### Texto para análise
::::
O juiz não joga no mesmo time dos procuradores e policiais, mas normalmente enxerga-os como agentes públicos, servidores pagos pelo Estado, que, em alguma medida, estão comprometidos com um julgamento justo e não com a condenação a qualquer custo. Isso pode ser um erro do nosso sistema, mas é assim.
Quarta premissa: para se entender todo o conteúdo de uma conversa em um aplicativo de mensagens, como Whatsapp ou Telegram, é fundamental entender o contexto de fala. O contexto de fala é estudado há muito tempo pela Teoria da Linguagem, é o que os filósofos chamam pragmática. Basta pensar em nossas próprias conversas. Qualquer pessoa que tenha suas conversas eletrônicas devassadas precisará dar muitas explicações para a mãe, a avó, a tia, o namorado, os amigos, o marido, a esposa. Essas conversas são muito rápidas, há muito conteúdo implícito, sentido figurado, piadas internas, enfim, expressões e modos de exprimir que só os participantes da conversa ou do grupo são capazes de entender completamente. Pode ser fácil captar informações objetivas dessas conversas, como por exemplo: “nos encontraremos tal hora em tal lugar”, “a cor do carro é azul”, “depositei tantos reais para fulano”, mas é difícil captar intenções, estados de espírito. Wittgenstein diria que cada conversa tem o seu próprio jogo de linguagem. É preciso checar com cuidado todo o histórico das mensagens e o contexto no qual foram trocadas, inclusive sua relação com os fatos que estavam ocorrendo no momento em que foram trocadas.
::::
### Material extraído
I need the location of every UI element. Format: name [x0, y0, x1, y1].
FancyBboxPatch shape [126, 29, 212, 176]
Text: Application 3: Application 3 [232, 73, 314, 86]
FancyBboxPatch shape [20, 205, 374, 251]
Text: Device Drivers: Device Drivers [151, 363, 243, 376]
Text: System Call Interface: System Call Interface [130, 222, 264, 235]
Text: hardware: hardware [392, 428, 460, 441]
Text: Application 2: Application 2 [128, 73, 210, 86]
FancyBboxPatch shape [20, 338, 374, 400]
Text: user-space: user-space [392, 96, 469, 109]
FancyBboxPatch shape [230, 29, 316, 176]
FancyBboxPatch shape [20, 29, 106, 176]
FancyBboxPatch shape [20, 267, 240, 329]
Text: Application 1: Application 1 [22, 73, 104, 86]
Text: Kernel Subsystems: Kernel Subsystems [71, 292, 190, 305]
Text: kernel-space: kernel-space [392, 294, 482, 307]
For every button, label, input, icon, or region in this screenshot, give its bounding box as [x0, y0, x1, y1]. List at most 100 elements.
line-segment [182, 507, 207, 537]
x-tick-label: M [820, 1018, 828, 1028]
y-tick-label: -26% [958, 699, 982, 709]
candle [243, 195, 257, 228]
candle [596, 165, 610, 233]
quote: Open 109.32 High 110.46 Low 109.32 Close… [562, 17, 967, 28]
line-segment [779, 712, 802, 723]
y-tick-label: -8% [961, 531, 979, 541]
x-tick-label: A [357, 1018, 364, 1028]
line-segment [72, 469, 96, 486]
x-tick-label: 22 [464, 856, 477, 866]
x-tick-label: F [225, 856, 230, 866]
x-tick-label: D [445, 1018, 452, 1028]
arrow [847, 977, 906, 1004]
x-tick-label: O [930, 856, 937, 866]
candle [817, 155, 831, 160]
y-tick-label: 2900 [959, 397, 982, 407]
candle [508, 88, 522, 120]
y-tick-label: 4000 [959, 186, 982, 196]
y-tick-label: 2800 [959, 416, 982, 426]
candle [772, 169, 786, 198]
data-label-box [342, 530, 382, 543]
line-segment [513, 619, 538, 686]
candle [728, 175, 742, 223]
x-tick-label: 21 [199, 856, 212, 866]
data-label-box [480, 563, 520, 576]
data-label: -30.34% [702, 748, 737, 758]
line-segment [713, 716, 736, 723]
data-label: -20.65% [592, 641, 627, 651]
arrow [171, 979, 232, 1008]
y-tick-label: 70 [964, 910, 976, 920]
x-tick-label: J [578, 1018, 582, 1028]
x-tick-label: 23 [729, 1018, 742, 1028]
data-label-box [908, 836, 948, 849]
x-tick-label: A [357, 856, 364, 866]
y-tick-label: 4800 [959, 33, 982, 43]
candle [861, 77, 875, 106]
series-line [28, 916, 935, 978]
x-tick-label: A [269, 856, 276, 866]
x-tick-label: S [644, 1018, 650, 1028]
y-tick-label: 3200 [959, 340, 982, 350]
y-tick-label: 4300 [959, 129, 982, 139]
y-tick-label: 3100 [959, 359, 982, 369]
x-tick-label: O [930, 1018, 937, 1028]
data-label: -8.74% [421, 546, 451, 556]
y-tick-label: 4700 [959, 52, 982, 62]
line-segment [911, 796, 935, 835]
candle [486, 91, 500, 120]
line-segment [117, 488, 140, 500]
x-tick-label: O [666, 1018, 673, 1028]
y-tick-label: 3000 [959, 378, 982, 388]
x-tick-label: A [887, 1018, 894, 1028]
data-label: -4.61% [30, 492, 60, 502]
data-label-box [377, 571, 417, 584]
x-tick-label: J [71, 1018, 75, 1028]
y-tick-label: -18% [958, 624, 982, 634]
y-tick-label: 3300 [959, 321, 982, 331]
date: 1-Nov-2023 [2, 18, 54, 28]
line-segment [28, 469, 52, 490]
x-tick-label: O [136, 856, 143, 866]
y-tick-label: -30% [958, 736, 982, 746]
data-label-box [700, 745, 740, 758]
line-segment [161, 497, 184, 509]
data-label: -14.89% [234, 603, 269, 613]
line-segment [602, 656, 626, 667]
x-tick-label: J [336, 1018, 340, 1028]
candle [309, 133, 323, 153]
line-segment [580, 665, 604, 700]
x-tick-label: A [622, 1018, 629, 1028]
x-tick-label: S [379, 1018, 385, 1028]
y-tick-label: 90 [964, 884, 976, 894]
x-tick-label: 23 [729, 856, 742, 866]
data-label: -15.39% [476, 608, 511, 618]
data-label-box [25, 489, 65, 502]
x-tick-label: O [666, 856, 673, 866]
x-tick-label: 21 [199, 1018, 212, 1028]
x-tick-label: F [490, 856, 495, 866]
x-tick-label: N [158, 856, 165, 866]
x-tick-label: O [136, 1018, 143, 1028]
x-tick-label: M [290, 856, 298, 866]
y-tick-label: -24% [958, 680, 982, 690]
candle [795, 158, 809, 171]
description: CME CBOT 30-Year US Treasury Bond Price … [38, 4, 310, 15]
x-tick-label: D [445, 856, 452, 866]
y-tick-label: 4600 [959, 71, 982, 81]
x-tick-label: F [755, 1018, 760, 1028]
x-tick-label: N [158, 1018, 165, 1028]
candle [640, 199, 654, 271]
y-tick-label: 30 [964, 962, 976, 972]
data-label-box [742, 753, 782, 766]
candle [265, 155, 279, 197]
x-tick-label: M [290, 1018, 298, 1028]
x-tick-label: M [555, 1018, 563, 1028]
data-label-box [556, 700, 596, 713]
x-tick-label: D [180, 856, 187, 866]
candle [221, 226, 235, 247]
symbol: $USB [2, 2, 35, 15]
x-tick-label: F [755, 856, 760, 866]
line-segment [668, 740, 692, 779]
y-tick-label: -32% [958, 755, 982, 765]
::::
### Tarefa
Copie do texto para análise, sem nenhuma alteração, o trecho que se inicia nas palavras "O juiz não joga" e se encerra em "mas é assim.". Os registros não têm nenhum papel nesta atividade.

### Resposta abaixo
O juiz não joga no mesmo time dos procuradores e policiais, mas normalmente enxerga-os como agentes públicos, servidores pagos pelo Estado, que, em alguma medida, estão comprometidos com um julgamento justo e não com a condenação a qualquer custo. Isso pode ser um erro do nosso sistema, mas é assim.